* BEGIN *

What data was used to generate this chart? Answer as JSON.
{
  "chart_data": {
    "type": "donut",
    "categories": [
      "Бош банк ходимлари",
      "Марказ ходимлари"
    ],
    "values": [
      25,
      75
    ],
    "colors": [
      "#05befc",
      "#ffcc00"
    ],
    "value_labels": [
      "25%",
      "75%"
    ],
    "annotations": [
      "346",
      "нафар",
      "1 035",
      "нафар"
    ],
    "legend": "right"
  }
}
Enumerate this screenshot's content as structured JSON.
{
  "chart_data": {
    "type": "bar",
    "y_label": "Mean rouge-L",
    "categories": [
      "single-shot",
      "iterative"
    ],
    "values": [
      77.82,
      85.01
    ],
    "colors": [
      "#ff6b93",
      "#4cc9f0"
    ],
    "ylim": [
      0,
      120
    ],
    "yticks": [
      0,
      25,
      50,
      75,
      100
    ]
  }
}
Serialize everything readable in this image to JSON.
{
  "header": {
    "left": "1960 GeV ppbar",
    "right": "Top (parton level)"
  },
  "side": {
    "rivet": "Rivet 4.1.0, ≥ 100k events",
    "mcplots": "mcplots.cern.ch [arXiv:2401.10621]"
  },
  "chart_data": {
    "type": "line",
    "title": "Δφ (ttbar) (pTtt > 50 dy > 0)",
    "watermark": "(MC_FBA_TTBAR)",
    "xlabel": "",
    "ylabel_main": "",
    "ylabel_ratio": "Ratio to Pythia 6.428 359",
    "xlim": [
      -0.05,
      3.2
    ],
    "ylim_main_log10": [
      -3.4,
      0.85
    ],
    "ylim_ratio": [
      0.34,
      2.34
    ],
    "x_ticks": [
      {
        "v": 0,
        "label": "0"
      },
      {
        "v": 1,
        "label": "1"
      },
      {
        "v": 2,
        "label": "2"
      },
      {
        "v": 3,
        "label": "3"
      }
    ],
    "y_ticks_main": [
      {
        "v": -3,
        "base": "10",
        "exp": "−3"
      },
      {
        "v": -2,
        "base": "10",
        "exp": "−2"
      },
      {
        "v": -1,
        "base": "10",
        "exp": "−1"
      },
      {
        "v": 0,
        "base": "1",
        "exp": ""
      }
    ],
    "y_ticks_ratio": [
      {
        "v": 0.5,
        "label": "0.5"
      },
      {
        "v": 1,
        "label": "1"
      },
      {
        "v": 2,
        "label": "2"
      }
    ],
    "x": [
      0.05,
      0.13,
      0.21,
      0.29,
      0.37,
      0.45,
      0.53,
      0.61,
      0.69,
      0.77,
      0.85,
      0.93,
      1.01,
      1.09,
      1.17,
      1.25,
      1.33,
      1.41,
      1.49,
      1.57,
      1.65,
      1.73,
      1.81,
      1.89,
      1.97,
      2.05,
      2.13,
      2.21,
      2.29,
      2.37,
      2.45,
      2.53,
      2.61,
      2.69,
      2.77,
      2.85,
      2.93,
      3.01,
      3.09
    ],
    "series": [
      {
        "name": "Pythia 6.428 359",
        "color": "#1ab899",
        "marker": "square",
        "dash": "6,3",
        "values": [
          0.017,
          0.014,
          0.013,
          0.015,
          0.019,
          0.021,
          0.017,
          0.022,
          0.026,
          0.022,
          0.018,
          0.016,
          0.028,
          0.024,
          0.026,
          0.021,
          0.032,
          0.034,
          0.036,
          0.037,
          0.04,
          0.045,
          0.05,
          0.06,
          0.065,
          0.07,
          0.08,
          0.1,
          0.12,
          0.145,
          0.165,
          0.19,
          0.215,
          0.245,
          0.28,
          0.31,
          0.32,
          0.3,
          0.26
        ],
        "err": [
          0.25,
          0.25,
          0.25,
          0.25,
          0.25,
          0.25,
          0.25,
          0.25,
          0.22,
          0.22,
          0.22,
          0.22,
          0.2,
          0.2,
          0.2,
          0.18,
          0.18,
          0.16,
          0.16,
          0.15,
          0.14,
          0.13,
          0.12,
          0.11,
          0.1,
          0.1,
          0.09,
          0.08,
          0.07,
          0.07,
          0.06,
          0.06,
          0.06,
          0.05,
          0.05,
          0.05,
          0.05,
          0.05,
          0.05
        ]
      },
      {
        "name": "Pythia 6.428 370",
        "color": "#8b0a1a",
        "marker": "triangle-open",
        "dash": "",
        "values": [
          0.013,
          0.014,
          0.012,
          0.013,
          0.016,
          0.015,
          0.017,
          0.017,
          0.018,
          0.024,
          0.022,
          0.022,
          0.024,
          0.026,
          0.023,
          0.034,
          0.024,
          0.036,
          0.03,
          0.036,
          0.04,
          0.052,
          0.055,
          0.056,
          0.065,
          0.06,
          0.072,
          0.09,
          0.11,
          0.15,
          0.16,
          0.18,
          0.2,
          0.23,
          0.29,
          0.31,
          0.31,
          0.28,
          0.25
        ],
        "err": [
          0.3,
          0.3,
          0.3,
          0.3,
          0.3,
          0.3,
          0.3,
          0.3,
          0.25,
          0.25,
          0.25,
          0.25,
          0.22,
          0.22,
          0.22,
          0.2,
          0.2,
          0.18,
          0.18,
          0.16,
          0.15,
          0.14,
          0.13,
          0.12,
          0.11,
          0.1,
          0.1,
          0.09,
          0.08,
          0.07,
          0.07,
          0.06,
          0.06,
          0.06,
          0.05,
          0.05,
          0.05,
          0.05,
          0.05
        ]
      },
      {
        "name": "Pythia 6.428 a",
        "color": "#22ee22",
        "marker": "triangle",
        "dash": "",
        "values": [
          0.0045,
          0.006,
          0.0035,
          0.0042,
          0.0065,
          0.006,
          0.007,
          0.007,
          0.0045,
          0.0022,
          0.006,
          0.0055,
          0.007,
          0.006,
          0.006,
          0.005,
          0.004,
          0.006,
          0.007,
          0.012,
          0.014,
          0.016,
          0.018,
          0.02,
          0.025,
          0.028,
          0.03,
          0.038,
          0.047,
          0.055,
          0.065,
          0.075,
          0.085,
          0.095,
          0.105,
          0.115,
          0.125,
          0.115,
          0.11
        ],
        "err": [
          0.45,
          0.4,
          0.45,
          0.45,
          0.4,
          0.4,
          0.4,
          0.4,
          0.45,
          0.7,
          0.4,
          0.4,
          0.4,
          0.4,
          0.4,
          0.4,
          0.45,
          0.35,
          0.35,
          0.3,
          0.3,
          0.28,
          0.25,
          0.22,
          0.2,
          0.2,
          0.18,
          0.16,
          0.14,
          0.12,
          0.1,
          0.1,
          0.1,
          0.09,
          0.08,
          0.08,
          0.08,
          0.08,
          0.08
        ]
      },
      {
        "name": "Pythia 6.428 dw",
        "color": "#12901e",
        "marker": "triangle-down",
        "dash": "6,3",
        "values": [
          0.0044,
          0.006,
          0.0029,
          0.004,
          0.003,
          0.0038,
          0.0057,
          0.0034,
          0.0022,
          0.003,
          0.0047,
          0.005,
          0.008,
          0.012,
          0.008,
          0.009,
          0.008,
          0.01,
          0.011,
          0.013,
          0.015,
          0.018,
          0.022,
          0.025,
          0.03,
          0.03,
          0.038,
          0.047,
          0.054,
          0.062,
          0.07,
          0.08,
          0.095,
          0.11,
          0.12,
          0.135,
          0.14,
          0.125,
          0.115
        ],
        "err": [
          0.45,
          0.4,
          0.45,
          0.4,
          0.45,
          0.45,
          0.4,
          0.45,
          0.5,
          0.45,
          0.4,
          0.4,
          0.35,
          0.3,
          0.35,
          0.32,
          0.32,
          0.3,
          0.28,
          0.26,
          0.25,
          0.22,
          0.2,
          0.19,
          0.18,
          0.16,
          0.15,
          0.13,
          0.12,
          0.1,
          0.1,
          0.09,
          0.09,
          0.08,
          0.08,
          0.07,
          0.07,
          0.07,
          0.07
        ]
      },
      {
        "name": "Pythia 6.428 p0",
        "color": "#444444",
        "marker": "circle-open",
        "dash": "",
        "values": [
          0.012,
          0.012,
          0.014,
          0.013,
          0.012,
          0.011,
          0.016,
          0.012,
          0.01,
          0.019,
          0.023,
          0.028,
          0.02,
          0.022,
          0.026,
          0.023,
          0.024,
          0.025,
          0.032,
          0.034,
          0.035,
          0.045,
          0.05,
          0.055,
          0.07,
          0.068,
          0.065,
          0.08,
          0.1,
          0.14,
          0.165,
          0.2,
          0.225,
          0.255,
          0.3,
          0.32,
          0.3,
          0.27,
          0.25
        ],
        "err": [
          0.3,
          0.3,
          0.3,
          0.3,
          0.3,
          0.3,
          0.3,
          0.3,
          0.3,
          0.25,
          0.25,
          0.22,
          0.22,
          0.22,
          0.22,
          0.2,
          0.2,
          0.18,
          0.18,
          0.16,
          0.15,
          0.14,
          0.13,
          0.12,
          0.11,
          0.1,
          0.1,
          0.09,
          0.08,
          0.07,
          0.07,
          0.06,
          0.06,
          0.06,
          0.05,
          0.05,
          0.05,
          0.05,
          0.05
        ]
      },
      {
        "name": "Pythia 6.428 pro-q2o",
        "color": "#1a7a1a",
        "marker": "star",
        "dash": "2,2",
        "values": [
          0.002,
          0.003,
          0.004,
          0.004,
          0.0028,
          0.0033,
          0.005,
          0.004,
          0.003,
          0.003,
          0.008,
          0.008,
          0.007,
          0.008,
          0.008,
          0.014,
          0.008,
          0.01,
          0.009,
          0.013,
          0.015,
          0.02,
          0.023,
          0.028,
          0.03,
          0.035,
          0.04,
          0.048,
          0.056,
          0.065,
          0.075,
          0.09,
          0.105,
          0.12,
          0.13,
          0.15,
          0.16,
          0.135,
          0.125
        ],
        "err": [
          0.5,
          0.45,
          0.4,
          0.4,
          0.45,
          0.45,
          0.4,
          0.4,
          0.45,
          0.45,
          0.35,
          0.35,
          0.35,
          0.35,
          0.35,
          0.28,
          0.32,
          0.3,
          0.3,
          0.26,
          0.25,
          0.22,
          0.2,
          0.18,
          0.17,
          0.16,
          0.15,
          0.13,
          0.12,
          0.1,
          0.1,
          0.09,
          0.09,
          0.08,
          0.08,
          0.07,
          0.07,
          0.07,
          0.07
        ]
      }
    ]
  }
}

* END *

### Exercise aim
Collect from the data above every line that includes "JSON".

### Result
What data was used to generate this chart? Answer as JSON.
Enumerate this screenshot's content as structured JSON.
Serialize everything readable in this image to JSON.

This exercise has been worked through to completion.